[Figure contents as structured data]
[Begin]

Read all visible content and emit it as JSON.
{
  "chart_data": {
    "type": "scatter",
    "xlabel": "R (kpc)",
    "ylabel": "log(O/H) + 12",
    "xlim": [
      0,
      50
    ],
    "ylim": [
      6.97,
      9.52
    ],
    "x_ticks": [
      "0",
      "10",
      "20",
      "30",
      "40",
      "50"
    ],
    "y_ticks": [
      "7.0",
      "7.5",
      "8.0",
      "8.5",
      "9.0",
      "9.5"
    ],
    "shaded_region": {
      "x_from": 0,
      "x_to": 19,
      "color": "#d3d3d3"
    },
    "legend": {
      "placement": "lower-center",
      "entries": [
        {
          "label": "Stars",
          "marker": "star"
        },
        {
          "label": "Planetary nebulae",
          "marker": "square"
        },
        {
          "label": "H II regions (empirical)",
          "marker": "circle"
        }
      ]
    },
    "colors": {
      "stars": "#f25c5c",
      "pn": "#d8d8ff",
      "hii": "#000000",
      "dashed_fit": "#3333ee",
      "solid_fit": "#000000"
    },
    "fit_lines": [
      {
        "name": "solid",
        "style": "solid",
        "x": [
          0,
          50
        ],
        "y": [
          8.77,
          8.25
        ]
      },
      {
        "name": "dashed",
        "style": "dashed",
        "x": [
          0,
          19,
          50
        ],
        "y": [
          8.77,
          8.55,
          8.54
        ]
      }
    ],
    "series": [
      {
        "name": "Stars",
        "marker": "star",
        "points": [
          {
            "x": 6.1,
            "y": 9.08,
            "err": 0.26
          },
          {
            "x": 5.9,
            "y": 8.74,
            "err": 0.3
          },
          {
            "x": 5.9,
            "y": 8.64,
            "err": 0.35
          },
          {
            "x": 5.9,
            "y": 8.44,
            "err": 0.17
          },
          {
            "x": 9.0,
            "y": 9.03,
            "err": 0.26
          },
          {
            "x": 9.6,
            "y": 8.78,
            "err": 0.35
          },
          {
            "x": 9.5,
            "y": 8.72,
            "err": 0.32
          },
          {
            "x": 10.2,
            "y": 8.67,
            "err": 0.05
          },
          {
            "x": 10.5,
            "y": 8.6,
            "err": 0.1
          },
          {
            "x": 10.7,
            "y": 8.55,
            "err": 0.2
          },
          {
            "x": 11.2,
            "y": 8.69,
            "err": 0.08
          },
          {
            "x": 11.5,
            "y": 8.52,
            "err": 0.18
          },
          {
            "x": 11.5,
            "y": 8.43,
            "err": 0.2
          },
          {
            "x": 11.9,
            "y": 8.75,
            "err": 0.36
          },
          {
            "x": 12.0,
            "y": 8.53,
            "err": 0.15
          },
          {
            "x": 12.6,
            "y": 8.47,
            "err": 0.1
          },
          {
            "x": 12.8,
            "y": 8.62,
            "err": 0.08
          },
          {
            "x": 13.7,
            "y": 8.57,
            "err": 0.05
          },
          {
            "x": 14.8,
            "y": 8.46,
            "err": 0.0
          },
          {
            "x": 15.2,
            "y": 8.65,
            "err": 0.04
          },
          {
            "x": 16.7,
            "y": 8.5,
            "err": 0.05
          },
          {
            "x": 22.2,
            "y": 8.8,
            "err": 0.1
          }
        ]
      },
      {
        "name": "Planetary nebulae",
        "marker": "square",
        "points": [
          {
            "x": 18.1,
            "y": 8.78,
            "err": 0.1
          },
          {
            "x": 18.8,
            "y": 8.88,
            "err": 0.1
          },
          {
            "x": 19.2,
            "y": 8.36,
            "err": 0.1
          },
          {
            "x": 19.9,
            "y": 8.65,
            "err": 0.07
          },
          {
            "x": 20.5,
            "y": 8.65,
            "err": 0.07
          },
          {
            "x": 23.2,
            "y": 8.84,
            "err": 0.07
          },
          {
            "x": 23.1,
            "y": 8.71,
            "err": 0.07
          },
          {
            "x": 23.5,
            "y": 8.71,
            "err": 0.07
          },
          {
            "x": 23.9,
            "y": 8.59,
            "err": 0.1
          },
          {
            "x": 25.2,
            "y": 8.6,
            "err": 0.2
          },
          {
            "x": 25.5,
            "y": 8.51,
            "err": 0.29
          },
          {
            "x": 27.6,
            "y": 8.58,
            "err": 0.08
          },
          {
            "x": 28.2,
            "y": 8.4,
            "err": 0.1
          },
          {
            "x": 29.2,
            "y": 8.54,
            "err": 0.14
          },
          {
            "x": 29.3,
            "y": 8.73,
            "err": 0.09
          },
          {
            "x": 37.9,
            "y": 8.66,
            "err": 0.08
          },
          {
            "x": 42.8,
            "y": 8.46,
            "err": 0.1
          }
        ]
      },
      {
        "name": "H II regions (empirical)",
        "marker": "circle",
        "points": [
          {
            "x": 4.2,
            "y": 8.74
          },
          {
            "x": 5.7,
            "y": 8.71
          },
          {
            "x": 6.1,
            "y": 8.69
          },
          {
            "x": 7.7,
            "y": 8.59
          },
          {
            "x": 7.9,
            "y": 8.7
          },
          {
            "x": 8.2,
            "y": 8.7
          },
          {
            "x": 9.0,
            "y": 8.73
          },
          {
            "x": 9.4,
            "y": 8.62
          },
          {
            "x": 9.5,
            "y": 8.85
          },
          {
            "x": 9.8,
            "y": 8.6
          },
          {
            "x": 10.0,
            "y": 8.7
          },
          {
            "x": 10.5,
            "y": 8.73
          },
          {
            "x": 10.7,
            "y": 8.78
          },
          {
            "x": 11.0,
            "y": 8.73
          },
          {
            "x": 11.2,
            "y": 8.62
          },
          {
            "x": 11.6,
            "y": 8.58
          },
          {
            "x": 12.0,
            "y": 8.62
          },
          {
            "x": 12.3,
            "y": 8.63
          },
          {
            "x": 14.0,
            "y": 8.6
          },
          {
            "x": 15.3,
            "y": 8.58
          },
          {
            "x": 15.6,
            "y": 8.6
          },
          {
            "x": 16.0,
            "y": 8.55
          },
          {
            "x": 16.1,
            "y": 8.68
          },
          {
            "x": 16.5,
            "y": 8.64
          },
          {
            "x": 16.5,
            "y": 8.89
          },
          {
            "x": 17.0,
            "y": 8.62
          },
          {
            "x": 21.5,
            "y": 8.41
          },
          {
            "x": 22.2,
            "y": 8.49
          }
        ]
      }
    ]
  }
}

[End]

▸ **TASK GOAL**
Print the listing above in its entirety, with every line exact.

▸ **RIGHT ANSWER**
Read all visible content and emit it as JSON.
{
  "chart_data": {
    "type": "scatter",
    "xlabel": "R (kpc)",
    "ylabel": "log(O/H) + 12",
    "xlim": [
      0,
      50
    ],
    "ylim": [
      6.97,
      9.52
    ],
    "x_ticks": [
      "0",
      "10",
      "20",
      "30",
      "40",
      "50"
    ],
    "y_ticks": [
      "7.0",
      "7.5",
      "8.0",
      "8.5",
      "9.0",
      "9.5"
    ],
    "shaded_region": {
      "x_from": 0,
      "x_to": 19,
      "color": "#d3d3d3"
    },
    "legend": {
      "placement": "lower-center",
      "entries": [
        {
          "label": "Stars",
          "marker": "star"
        },
        {
          "label": "Planetary nebulae",
          "marker": "square"
        },
        {
          "label": "H II regions (empirical)",
          "marker": "circle"
        }
      ]
    },
    "colors": {
      "stars": "#f25c5c",
      "pn": "#d8d8ff",
      "hii": "#000000",
      "dashed_fit": "#3333ee",
      "solid_fit": "#000000"
    },
    "fit_lines": [
      {
        "name": "solid",
        "style": "solid",
        "x": [
          0,
          50
        ],
        "y": [
          8.77,
          8.25
        ]
      },
      {
        "name": "dashed",
        "style": "dashed",
        "x": [
          0,
          19,
          50
        ],
        "y": [
          8.77,
          8.55,
          8.54
        ]
      }
    ],
    "series": [
      {
        "name": "Stars",
        "marker": "star",
        "points": [
          {
            "x": 6.1,
            "y": 9.08,
            "err": 0.26
          },
          {
            "x": 5.9,
            "y": 8.74,
            "err": 0.3
          },
          {
            "x": 5.9,
            "y": 8.64,
            "err": 0.35
          },
          {
            "x": 5.9,
            "y": 8.44,
            "err": 0.17
          },
          {
            "x": 9.0,
            "y": 9.03,
            "err": 0.26
          },
          {
            "x": 9.6,
            "y": 8.78,
            "err": 0.35
          },
          {
            "x": 9.5,
            "y": 8.72,
            "err": 0.32
          },
          {
            "x": 10.2,
            "y": 8.67,
            "err": 0.05
          },
          {
            "x": 10.5,
            "y": 8.6,
            "err": 0.1
          },
          {
            "x": 10.7,
            "y": 8.55,
            "err": 0.2
          },
          {
            "x": 11.2,
            "y": 8.69,
            "err": 0.08
          },
          {
            "x": 11.5,
            "y": 8.52,
            "err": 0.18
          },
          {
            "x": 11.5,
            "y": 8.43,
            "err": 0.2
          },
          {
            "x": 11.9,
            "y": 8.75,
            "err": 0.36
          },
          {
            "x": 12.0,
            "y": 8.53,
            "err": 0.15
          },
          {
            "x": 12.6,
            "y": 8.47,
            "err": 0.1
          },
          {
            "x": 12.8,
            "y": 8.62,
            "err": 0.08
          },
          {
            "x": 13.7,
            "y": 8.57,
            "err": 0.05
          },
          {
            "x": 14.8,
            "y": 8.46,
            "err": 0.0
          },
          {
            "x": 15.2,
            "y": 8.65,
            "err": 0.04
          },
          {
            "x": 16.7,
            "y": 8.5,
            "err": 0.05
          },
          {
            "x": 22.2,
            "y": 8.8,
            "err": 0.1
          }
        ]
      },
      {
        "name": "Planetary nebulae",
        "marker": "square",
        "points": [
          {
            "x": 18.1,
            "y": 8.78,
            "err": 0.1
          },
          {
            "x": 18.8,
            "y": 8.88,
            "err": 0.1
          },
          {
            "x": 19.2,
            "y": 8.36,
            "err": 0.1
          },
          {
            "x": 19.9,
            "y": 8.65,
            "err": 0.07
          },
          {
            "x": 20.5,
            "y": 8.65,
            "err": 0.07
          },
          {
            "x": 23.2,
            "y": 8.84,
            "err": 0.07
          },
          {
            "x": 23.1,
            "y": 8.71,
            "err": 0.07
          },
          {
            "x": 23.5,
            "y": 8.71,
            "err": 0.07
          },
          {
            "x": 23.9,
            "y": 8.59,
            "err": 0.1
          },
          {
            "x": 25.2,
            "y": 8.6,
            "err": 0.2
          },
          {
            "x": 25.5,
            "y": 8.51,
            "err": 0.29
          },
          {
            "x": 27.6,
            "y": 8.58,
            "err": 0.08
          },
          {
            "x": 28.2,
            "y": 8.4,
            "err": 0.1
          },
          {
            "x": 29.2,
            "y": 8.54,
            "err": 0.14
          },
          {
            "x": 29.3,
            "y": 8.73,
            "err": 0.09
          },
          {
            "x": 37.9,
            "y": 8.66,
            "err": 0.08
          },
          {
            "x": 42.8,
            "y": 8.46,
            "err": 0.1
          }
        ]
      },
      {
        "name": "H II regions (empirical)",
        "marker": "circle",
        "points": [
          {
            "x": 4.2,
            "y": 8.74
          },
          {
            "x": 5.7,
            "y": 8.71
          },
          {
            "x": 6.1,
            "y": 8.69
          },
          {
            "x": 7.7,
            "y": 8.59
          },
          {
            "x": 7.9,
            "y": 8.7
          },
          {
            "x": 8.2,
            "y": 8.7
          },
          {
            "x": 9.0,
            "y": 8.73
          },
          {
            "x": 9.4,
            "y": 8.62
          },
          {
            "x": 9.5,
            "y": 8.85
          },
          {
            "x": 9.8,
            "y": 8.6
          },
          {
            "x": 10.0,
            "y": 8.7
          },
          {
            "x": 10.5,
            "y": 8.73
          },
          {
            "x": 10.7,
            "y": 8.78
          },
          {
            "x": 11.0,
            "y": 8.73
          },
          {
            "x": 11.2,
            "y": 8.62
          },
          {
            "x": 11.6,
            "y": 8.58
          },
          {
            "x": 12.0,
            "y": 8.62
          },
          {
            "x": 12.3,
            "y": 8.63
          },
          {
            "x": 14.0,
            "y": 8.6
          },
          {
            "x": 15.3,
            "y": 8.58
          },
          {
            "x": 15.6,
            "y": 8.6
          },
          {
            "x": 16.0,
            "y": 8.55
          },
          {
            "x": 16.1,
            "y": 8.68
          },
          {
            "x": 16.5,
            "y": 8.64
          },
          {
            "x": 16.5,
            "y": 8.89
          },
          {
            "x": 17.0,
            "y": 8.62
          },
          {
            "x": 21.5,
            "y": 8.41
          },
          {
            "x": 22.2,
            "y": 8.49
          }
        ]
      }
    ]
  }
}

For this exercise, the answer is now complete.